[Start]

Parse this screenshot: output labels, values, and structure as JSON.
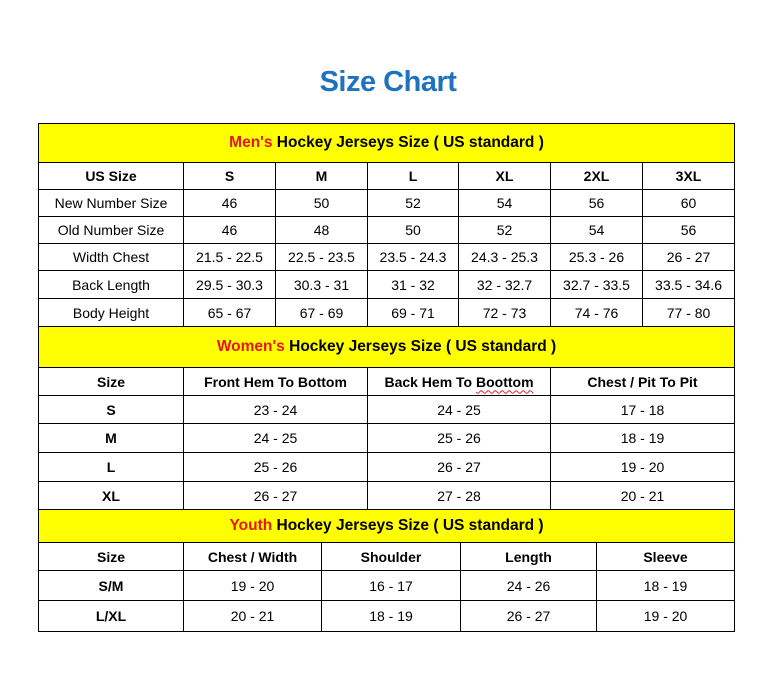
{
  "title": "Size Chart",
  "colors": {
    "title": "#1f72bf",
    "band": "#ffff00",
    "highlight": "#e8141a"
  },
  "men": {
    "band_highlight": "Men's",
    "band_rest": " Hockey Jerseys Size ( US standard )",
    "headers": [
      "US Size",
      "S",
      "M",
      "L",
      "XL",
      "2XL",
      "3XL"
    ],
    "rows": [
      [
        "New Number Size",
        "46",
        "50",
        "52",
        "54",
        "56",
        "60"
      ],
      [
        "Old Number Size",
        "46",
        "48",
        "50",
        "52",
        "54",
        "56"
      ],
      [
        "Width Chest",
        "21.5 - 22.5",
        "22.5 - 23.5",
        "23.5 - 24.3",
        "24.3 - 25.3",
        "25.3 - 26",
        "26 - 27"
      ],
      [
        "Back Length",
        "29.5 - 30.3",
        "30.3 - 31",
        "31 - 32",
        "32 - 32.7",
        "32.7 - 33.5",
        "33.5 - 34.6"
      ],
      [
        "Body Height",
        "65 - 67",
        "67 - 69",
        "69 - 71",
        "72 - 73",
        "74 - 76",
        "77 - 80"
      ]
    ]
  },
  "women": {
    "band_highlight": "Women's",
    "band_rest": " Hockey Jerseys Size ( US standard )",
    "headers": [
      "Size",
      "Front Hem To Bottom",
      "Back Hem To ",
      "Chest / Pit To Pit"
    ],
    "header_misspelled_word": "Boottom",
    "rows": [
      [
        "S",
        "23 - 24",
        "24 - 25",
        "17 - 18"
      ],
      [
        "M",
        "24 - 25",
        "25 - 26",
        "18 - 19"
      ],
      [
        "L",
        "25 - 26",
        "26 - 27",
        "19 - 20"
      ],
      [
        "XL",
        "26 - 27",
        "27 - 28",
        "20 - 21"
      ]
    ]
  },
  "youth": {
    "band_highlight": "Youth",
    "band_rest": " Hockey Jerseys Size ( US standard )",
    "headers": [
      "Size",
      "Chest / Width",
      "Shoulder",
      "Length",
      "Sleeve"
    ],
    "rows": [
      [
        "S/M",
        "19 - 20",
        "16 - 17",
        "24 - 26",
        "18 - 19"
      ],
      [
        "L/XL",
        "20 - 21",
        "18 - 19",
        "26 - 27",
        "19 - 20"
      ]
    ]
  }
}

[End]

→ EXERCISE TASK
Give the data again exactly as written, with all pictures left out.

→ TASK RESPONSE
Parse this screenshot: output labels, values, and structure as JSON.
{
  "title": "Size Chart",
  "colors": {
    "title": "#1f72bf",
    "band": "#ffff00",
    "highlight": "#e8141a"
  },
  "men": {
    "band_highlight": "Men's",
    "band_rest": " Hockey Jerseys Size ( US standard )",
    "headers": [
      "US Size",
      "S",
      "M",
      "L",
      "XL",
      "2XL",
      "3XL"
    ],
    "rows": [
      [
        "New Number Size",
        "46",
        "50",
        "52",
        "54",
        "56",
        "60"
      ],
      [
        "Old Number Size",
        "46",
        "48",
        "50",
        "52",
        "54",
        "56"
      ],
      [
        "Width Chest",
        "21.5 - 22.5",
        "22.5 - 23.5",
        "23.5 - 24.3",
        "24.3 - 25.3",
        "25.3 - 26",
        "26 - 27"
      ],
      [
        "Back Length",
        "29.5 - 30.3",
        "30.3 - 31",
        "31 - 32",
        "32 - 32.7",
        "32.7 - 33.5",
        "33.5 - 34.6"
      ],
      [
        "Body Height",
        "65 - 67",
        "67 - 69",
        "69 - 71",
        "72 - 73",
        "74 - 76",
        "77 - 80"
      ]
    ]
  },
  "women": {
    "band_highlight": "Women's",
    "band_rest": " Hockey Jerseys Size ( US standard )",
    "headers": [
      "Size",
      "Front Hem To Bottom",
      "Back Hem To ",
      "Chest / Pit To Pit"
    ],
    "header_misspelled_word": "Boottom",
    "rows": [
      [
        "S",
        "23 - 24",
        "24 - 25",
        "17 - 18"
      ],
      [
        "M",
        "24 - 25",
        "25 - 26",
        "18 - 19"
      ],
      [
        "L",
        "25 - 26",
        "26 - 27",
        "19 - 20"
      ],
      [
        "XL",
        "26 - 27",
        "27 - 28",
        "20 - 21"
      ]
    ]
  },
  "youth": {
    "band_highlight": "Youth",
    "band_rest": " Hockey Jerseys Size ( US standard )",
    "headers": [
      "Size",
      "Chest / Width",
      "Shoulder",
      "Length",
      "Sleeve"
    ],
    "rows": [
      [
        "S/M",
        "19 - 20",
        "16 - 17",
        "24 - 26",
        "18 - 19"
      ],
      [
        "L/XL",
        "20 - 21",
        "18 - 19",
        "26 - 27",
        "19 - 20"
      ]
    ]
  }
}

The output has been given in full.